- Set tasks
**a)** Decide whether each statement agrees with the essay on Christian conduct: (i) the remark about devil worship was made by a ten-year-old about an eleven-year-old; (ii) the writer holds that atheists who worshiped the devil would be Satanists instead; (iii) the writer tries to set the example mainly through words. For each, answer yes or no and quote the deciding words of the essay.
**b)** Copy out the part of the essay that opens with the words containing "So later that" and closes with "for a minute.".

So later that night I told Cate about it. Then she said something that really bothered me. Again, no names will be used here.

I told her the story and this is what she said:

“I heard her and the kids talking in there, and some of the kids at school said she worships the devil.”

Let’s stop here. I am going to get on my soapbox for a minute.

I know the little girl who said the things about the other little girl. I know some members of her family, and sadly, I can see them saying something like, ‘if they are atheists then they worship the devil.’

The problem with this thought is it is not true. I know plenty of atheists, and I haven’t known any of them to worship the devil. If they did worship the devil, they would no longer be atheists, but Satanists. See how that works?

The real problem here is that a ten year old said this about an eleven year old and now several of the kids in their class are saying this little girl worships the devil. What? Really?

I am a follower of Christ. I believe He died on the cross for my sins. But—and this is a HUGE BUT—I don’t believe it is my place to condemn someone else for his or her beliefs (or lack of beliefs). Jesus preached love your neighbor, not hate them because they are different. Jesus ate with the sinners of his time and walked with those same sinners and helped those same sinners. He looked on all people with compassion, even the criminal hanging on the cross next to His. He loved people.

He didn’t care if you were Jew or Gentile. He didn’t care if you were black or white or red or brown or yellow or zebra print. He didn’t think less of women or children. He treated them well. He even said, ‘Do unto the least of these and you do unto me.’ (Matthew 25:45)

He loved everyone.

I think Mahatma Gandhi said it best when he said, “I like your Christ, I do not like your Christians. Your Christians are so unlike your Christ.”

There lies the problem with many Christians: the majority of them don’t love everyone. Many of them think they are better than others, that if someone isn’t like them, then they are going to Hell. Do not pass go. Do not collect two hundred dollars. They think being a Christian is a bunch of don’ts and if you mess up once, then you aren’t worthy of Heaven. Many Christians just aren’t very loving. Many of them are not Christ-like to the point of being judgmental. Many don’t teach their children to love one another. That is something that can be taught regardless of your religious or non-religious beliefs.

As a Christian I try to set the example, not with my words, but my actions. You can say you are a Christian all you want, but if your actions and your words present a different image, then it doesn’t matter what you say or do—no one is going to believe you. And if people do believe you, then they are probably going to say something like, ‘if that’s what being a Christian is, I want nothing to do with it.’ By spreading hate, you push people away. By preaching love, you bring people closer.

- Excerpt from a dataset
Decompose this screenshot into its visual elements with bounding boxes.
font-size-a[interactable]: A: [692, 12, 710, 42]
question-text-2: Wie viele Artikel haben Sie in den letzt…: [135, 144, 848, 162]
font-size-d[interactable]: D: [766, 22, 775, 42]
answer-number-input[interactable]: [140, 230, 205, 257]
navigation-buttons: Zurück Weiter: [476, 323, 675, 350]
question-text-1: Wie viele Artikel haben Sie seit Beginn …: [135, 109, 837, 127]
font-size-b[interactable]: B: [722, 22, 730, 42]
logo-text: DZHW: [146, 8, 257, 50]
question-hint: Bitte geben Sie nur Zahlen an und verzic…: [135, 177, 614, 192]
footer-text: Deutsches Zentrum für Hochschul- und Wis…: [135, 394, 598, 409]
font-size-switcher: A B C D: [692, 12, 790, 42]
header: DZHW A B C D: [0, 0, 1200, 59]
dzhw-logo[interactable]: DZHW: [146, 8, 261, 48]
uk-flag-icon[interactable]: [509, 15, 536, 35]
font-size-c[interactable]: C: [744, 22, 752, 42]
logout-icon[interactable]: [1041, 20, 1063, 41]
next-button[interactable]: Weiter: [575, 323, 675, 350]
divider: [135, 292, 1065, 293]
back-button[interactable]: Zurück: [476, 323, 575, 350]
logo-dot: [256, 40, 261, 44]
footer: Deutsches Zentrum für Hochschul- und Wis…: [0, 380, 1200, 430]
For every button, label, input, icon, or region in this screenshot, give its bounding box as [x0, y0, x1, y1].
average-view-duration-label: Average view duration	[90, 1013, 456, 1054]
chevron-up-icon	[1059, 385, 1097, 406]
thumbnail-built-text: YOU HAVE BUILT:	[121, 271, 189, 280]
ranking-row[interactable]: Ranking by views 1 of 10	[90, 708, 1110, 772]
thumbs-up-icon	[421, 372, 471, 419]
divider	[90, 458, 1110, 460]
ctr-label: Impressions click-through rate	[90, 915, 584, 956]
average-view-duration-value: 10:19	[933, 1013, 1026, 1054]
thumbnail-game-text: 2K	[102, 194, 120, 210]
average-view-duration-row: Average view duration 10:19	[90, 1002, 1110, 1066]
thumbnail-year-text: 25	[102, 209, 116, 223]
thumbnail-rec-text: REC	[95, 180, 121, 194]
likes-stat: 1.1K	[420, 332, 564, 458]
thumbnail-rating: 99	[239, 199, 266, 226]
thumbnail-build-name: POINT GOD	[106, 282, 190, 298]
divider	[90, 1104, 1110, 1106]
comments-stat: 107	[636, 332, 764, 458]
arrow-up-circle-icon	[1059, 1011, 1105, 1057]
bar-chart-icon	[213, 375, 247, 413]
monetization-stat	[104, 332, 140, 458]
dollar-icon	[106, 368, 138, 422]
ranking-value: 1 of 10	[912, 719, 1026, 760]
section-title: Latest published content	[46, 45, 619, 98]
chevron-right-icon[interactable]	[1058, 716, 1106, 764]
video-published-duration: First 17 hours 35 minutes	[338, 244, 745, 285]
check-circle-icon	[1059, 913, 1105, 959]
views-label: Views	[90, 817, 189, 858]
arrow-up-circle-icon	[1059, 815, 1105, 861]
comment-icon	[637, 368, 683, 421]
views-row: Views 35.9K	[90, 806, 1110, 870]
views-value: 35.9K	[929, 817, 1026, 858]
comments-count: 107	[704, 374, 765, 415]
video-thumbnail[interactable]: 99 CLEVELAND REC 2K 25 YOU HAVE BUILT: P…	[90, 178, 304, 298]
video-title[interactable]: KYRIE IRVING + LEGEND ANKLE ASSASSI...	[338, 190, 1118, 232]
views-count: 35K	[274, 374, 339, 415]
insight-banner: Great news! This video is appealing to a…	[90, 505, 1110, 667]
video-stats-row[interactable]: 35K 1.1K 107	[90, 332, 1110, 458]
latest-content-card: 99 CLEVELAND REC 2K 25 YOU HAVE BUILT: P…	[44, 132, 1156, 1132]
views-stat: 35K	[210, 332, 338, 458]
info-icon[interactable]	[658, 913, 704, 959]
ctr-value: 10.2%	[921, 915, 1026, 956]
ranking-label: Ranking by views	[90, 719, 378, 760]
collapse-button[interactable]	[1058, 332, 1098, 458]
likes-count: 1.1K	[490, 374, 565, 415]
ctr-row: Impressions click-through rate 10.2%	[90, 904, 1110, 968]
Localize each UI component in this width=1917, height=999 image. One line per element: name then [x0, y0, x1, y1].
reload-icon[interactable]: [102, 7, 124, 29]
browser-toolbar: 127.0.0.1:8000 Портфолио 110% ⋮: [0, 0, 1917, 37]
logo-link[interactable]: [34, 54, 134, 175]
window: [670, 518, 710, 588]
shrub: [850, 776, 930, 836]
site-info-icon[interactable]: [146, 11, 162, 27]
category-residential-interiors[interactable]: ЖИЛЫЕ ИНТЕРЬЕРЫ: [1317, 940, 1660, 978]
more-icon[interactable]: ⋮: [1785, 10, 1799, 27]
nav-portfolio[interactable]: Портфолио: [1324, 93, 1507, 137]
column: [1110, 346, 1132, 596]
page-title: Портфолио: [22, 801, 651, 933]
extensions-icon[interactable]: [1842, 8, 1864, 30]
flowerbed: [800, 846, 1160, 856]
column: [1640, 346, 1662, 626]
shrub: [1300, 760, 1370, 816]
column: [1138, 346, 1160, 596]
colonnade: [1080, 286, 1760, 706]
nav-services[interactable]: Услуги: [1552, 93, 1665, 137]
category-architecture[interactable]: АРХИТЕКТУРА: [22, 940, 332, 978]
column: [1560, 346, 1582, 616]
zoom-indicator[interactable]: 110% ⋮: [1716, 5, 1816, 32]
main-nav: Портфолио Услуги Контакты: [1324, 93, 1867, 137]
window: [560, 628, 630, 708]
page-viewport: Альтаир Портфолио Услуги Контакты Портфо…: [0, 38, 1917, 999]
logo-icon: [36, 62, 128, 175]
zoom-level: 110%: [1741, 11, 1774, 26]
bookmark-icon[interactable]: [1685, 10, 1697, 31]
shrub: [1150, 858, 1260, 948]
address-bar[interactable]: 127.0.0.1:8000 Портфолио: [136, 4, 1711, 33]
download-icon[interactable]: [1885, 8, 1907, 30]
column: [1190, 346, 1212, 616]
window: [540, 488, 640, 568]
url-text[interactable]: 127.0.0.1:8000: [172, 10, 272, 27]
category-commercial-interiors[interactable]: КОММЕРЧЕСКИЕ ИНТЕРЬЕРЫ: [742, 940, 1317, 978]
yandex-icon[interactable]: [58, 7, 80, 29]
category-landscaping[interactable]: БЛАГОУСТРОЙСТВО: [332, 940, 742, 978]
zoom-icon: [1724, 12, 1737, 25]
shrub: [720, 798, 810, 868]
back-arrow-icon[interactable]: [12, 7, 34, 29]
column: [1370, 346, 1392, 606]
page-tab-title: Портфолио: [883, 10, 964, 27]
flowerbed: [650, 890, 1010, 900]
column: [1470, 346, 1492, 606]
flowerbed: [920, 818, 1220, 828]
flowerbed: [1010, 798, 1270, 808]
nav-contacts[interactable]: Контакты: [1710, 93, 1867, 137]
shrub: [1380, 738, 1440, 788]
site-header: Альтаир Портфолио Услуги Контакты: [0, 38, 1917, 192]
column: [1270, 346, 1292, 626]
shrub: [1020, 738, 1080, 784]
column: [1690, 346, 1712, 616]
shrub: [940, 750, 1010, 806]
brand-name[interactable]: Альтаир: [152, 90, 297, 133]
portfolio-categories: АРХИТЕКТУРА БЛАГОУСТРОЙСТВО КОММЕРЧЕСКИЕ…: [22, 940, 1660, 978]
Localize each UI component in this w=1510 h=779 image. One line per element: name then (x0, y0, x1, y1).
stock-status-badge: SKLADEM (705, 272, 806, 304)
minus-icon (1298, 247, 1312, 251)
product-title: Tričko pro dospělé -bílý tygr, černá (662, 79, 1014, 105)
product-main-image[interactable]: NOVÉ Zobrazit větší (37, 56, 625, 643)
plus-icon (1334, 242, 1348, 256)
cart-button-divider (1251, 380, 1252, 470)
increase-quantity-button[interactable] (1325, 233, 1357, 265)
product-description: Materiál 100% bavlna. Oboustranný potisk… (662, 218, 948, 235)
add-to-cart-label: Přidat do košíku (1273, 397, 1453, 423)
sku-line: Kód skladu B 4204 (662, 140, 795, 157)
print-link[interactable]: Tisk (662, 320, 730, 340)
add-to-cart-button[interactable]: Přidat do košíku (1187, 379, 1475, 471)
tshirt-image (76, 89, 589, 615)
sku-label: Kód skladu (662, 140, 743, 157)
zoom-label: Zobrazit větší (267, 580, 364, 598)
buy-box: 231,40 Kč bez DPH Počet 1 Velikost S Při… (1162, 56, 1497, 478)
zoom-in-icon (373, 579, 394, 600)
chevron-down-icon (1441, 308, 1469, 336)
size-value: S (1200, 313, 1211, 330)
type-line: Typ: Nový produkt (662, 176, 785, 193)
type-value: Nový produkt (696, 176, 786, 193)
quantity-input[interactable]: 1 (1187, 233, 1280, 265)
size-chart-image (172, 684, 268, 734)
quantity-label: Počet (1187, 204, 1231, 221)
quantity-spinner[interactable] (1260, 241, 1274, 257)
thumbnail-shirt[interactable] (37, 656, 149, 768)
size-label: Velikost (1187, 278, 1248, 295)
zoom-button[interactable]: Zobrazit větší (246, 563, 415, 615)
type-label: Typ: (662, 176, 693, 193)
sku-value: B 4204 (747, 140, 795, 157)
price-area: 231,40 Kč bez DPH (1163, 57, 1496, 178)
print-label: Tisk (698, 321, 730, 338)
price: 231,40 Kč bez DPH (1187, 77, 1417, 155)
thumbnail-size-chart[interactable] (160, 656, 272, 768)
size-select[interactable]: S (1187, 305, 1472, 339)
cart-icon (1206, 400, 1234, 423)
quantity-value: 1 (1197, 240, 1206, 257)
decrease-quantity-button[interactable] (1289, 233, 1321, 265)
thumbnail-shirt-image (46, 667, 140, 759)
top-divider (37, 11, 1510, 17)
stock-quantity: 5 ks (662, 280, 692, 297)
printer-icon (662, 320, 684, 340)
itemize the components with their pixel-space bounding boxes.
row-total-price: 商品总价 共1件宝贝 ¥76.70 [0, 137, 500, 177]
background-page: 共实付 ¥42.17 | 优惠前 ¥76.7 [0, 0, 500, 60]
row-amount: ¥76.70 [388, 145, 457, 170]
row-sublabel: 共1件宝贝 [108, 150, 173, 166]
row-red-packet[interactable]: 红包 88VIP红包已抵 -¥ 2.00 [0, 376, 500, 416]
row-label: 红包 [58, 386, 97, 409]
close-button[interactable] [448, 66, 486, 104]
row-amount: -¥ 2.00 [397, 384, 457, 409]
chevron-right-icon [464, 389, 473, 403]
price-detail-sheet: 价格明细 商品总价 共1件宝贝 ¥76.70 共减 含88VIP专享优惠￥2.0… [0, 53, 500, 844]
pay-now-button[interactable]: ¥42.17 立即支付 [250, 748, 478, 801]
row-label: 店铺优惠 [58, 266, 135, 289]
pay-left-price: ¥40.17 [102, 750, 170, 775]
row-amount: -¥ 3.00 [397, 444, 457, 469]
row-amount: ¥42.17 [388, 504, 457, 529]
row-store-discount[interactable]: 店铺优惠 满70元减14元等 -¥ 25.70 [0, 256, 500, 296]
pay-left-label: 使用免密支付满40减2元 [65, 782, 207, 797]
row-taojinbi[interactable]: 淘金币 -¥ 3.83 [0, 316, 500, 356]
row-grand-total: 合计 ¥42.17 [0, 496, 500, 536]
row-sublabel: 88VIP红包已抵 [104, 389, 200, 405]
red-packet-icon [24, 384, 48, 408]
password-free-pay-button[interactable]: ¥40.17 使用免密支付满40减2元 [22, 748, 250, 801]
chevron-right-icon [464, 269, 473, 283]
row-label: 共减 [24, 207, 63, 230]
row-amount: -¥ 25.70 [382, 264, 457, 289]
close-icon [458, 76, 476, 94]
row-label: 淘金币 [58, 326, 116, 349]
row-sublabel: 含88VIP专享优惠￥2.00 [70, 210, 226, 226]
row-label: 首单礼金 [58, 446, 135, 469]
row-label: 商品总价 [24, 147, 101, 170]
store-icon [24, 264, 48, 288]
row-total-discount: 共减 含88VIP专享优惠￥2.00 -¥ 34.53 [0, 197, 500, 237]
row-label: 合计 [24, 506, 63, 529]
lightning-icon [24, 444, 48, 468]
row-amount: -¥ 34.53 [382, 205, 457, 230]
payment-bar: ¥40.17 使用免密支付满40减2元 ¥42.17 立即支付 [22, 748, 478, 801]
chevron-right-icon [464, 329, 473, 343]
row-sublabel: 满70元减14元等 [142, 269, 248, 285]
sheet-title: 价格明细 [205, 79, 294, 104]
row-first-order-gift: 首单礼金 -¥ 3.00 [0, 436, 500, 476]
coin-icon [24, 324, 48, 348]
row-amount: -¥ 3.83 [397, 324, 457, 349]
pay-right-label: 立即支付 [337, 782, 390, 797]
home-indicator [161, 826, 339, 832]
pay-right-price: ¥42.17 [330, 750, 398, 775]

- Solutions in order
**a)**
(i) Yes: "a ten year old said this about an eleven year old"
(ii) Yes: "If they did worship the devil, they would no longer be atheists, but Satanists."
(iii) No: "As a Christian I try to set the example, not with my words, but my actions."

**b)**
So later that night I told Cate about it. Then she said something that really bothered me. Again, no names will be used here.

I told her the story and this is what she said:

“I heard her and the kids talking in there, and some of the kids at school said she worships the devil.”

Let’s stop here. I am going to get on my soapbox for a minute.